• **WRITTEN EXERCISE**
Convert every line of the data below into a Markdown table with the columns No. and Entry, giving each row its sequence number and omitting blank lines.

• **SOURCE MATERIAL**
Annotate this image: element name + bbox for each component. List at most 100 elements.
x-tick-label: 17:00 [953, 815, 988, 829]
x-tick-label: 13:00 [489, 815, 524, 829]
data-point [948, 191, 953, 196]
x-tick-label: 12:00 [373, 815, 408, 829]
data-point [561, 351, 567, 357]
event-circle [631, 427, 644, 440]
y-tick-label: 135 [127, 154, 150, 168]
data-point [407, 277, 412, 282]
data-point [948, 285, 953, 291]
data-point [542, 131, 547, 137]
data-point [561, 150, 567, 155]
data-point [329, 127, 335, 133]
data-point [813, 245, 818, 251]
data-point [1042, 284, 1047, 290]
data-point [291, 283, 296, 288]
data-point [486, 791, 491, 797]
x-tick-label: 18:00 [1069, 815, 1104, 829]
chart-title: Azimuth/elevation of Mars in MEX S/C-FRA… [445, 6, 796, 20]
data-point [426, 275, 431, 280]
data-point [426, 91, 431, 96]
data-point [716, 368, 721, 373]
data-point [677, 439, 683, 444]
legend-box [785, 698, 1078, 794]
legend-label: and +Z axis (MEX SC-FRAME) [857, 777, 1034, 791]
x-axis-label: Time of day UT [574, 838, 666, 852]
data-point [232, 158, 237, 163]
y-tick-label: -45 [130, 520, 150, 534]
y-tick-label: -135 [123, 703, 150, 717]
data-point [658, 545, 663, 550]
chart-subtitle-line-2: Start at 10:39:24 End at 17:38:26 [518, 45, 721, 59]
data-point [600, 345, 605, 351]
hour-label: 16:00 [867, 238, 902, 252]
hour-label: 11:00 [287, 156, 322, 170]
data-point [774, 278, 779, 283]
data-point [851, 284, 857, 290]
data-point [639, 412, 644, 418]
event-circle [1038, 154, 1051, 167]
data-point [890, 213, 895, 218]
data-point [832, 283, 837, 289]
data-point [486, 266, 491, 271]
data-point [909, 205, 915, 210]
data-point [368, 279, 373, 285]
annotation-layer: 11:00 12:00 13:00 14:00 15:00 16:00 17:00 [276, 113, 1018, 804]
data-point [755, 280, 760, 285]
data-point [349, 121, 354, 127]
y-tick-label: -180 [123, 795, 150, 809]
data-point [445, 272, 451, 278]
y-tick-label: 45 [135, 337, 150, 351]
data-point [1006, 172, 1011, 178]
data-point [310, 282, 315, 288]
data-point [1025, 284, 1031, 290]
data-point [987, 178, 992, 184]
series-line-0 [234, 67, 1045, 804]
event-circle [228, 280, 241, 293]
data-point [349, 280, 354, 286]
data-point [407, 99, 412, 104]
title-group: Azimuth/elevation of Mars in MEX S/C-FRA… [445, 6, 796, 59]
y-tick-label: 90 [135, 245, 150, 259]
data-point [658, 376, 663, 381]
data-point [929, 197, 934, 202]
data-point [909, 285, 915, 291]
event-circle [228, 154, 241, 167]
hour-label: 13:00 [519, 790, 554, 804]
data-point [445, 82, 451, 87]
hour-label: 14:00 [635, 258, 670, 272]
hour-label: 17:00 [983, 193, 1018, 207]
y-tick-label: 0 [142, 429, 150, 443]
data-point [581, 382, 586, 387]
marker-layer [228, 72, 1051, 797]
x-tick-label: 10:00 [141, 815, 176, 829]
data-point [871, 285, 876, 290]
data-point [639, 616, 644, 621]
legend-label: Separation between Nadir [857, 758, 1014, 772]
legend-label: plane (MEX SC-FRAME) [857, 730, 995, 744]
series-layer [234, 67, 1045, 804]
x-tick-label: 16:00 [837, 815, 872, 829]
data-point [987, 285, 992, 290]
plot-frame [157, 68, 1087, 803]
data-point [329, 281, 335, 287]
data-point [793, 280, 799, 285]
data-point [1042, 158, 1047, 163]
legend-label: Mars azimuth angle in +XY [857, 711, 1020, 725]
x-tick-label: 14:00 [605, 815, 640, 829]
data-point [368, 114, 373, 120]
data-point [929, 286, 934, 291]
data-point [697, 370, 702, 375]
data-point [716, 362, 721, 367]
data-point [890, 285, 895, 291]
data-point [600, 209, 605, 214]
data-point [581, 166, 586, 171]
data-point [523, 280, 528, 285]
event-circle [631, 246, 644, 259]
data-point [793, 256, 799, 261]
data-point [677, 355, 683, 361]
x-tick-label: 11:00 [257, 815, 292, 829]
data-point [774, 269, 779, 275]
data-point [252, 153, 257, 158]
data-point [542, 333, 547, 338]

• **THE REPLY**
| No. | Entry |
|---|---|
| 1 | Annotate this image: element name + bbox for each component. List at most 100 elements. |
| 2 | x-tick-label: 17:00 [953, 815, 988, 829] |
| 3 | x-tick-label: 13:00 [489, 815, 524, 829] |
| 4 | data-point [948, 191, 953, 196] |
| 5 | x-tick-label: 12:00 [373, 815, 408, 829] |
| 6 | data-point [561, 351, 567, 357] |
| 7 | event-circle [631, 427, 644, 440] |
| 8 | y-tick-label: 135 [127, 154, 150, 168] |
| 9 | data-point [407, 277, 412, 282] |
| 10 | data-point [948, 285, 953, 291] |
| 11 | data-point [542, 131, 547, 137] |
| 12 | data-point [561, 150, 567, 155] |
| 13 | data-point [329, 127, 335, 133] |
| 14 | data-point [813, 245, 818, 251] |
| 15 | data-point [1042, 284, 1047, 290] |
| 16 | data-point [291, 283, 296, 288] |
| 17 | data-point [486, 791, 491, 797] |
| 18 | x-tick-label: 18:00 [1069, 815, 1104, 829] |
| 19 | chart-title: Azimuth/elevation of Mars in MEX S/C-FRA… [445, 6, 796, 20] |
| 20 | data-point [426, 275, 431, 280] |
| 21 | data-point [426, 91, 431, 96] |
| 22 | data-point [716, 368, 721, 373] |
| 23 | data-point [677, 439, 683, 444] |
| 24 | legend-box [785, 698, 1078, 794] |
| 25 | legend-label: and +Z axis (MEX SC-FRAME) [857, 777, 1034, 791] |
| 26 | x-axis-label: Time of day UT [574, 838, 666, 852] |
| 27 | data-point [232, 158, 237, 163] |
| 28 | y-tick-label: -45 [130, 520, 150, 534] |
| 29 | y-tick-label: -135 [123, 703, 150, 717] |
| 30 | data-point [658, 545, 663, 550] |
| 31 | chart-subtitle-line-2: Start at 10:39:24 End at 17:38:26 [518, 45, 721, 59] |
| 32 | data-point [600, 345, 605, 351] |
| 33 | hour-label: 16:00 [867, 238, 902, 252] |
| 34 | hour-label: 11:00 [287, 156, 322, 170] |
| 35 | data-point [774, 278, 779, 283] |
| 36 | data-point [851, 284, 857, 290] |
| 37 | data-point [639, 412, 644, 418] |
| 38 | event-circle [1038, 154, 1051, 167] |
| 39 | data-point [890, 213, 895, 218] |
| 40 | data-point [832, 283, 837, 289] |
| 41 | data-point [486, 266, 491, 271] |
| 42 | data-point [909, 205, 915, 210] |
| 43 | data-point [368, 279, 373, 285] |
| 44 | annotation-layer: 11:00 12:00 13:00 14:00 15:00 16:00 17:00 [276, 113, 1018, 804] |
| 45 | data-point [755, 280, 760, 285] |
| 46 | data-point [349, 121, 354, 127] |
| 47 | y-tick-label: -180 [123, 795, 150, 809] |
| 48 | data-point [445, 272, 451, 278] |
| 49 | y-tick-label: 45 [135, 337, 150, 351] |
| 50 | data-point [1006, 172, 1011, 178] |
| 51 | data-point [310, 282, 315, 288] |
| 52 | data-point [1025, 284, 1031, 290] |
| 53 | data-point [987, 178, 992, 184] |
| 54 | series-line-0 [234, 67, 1045, 804] |
| 55 | event-circle [228, 280, 241, 293] |
| 56 | data-point [349, 280, 354, 286] |
| 57 | data-point [407, 99, 412, 104] |
| 58 | title-group: Azimuth/elevation of Mars in MEX S/C-FRA… [445, 6, 796, 59] |
| 59 | y-tick-label: 90 [135, 245, 150, 259] |
| 60 | data-point [658, 376, 663, 381] |
| 61 | data-point [929, 197, 934, 202] |
| 62 | data-point [909, 285, 915, 291] |
| 63 | event-circle [228, 154, 241, 167] |
| 64 | hour-label: 13:00 [519, 790, 554, 804] |
| 65 | data-point [445, 82, 451, 87] |
| 66 | hour-label: 14:00 [635, 258, 670, 272] |
| 67 | hour-label: 17:00 [983, 193, 1018, 207] |
| 68 | y-tick-label: 0 [142, 429, 150, 443] |
| 69 | data-point [581, 382, 586, 387] |
| 70 | marker-layer [228, 72, 1051, 797] |
| 71 | x-tick-label: 10:00 [141, 815, 176, 829] |
| 72 | data-point [871, 285, 876, 290] |
| 73 | data-point [639, 616, 644, 621] |
| 74 | legend-label: Separation between Nadir [857, 758, 1014, 772] |
| 75 | legend-label: plane (MEX SC-FRAME) [857, 730, 995, 744] |
| 76 | series-layer [234, 67, 1045, 804] |
| 77 | x-tick-label: 16:00 [837, 815, 872, 829] |
| 78 | data-point [987, 285, 992, 290] |
| 79 | plot-frame [157, 68, 1087, 803] |
| 80 | data-point [329, 281, 335, 287] |
| 81 | data-point [793, 280, 799, 285] |
| 82 | data-point [1042, 158, 1047, 163] |
| 83 | legend-label: Mars azimuth angle in +XY [857, 711, 1020, 725] |
| 84 | x-tick-label: 14:00 [605, 815, 640, 829] |
| 85 | data-point [368, 114, 373, 120] |
| 86 | data-point [929, 286, 934, 291] |
| 87 | data-point [697, 370, 702, 375] |
| 88 | data-point [716, 362, 721, 367] |
| 89 | data-point [890, 285, 895, 291] |
| 90 | data-point [600, 209, 605, 214] |
| 91 | data-point [581, 166, 586, 171] |
| 92 | data-point [523, 280, 528, 285] |
| 93 | event-circle [631, 246, 644, 259] |
| 94 | data-point [793, 256, 799, 261] |
| 95 | data-point [677, 355, 683, 361] |
| 96 | x-tick-label: 11:00 [257, 815, 292, 829] |
| 97 | data-point [774, 269, 779, 275] |
| 98 | data-point [252, 153, 257, 158] |
| 99 | data-point [542, 333, 547, 338] |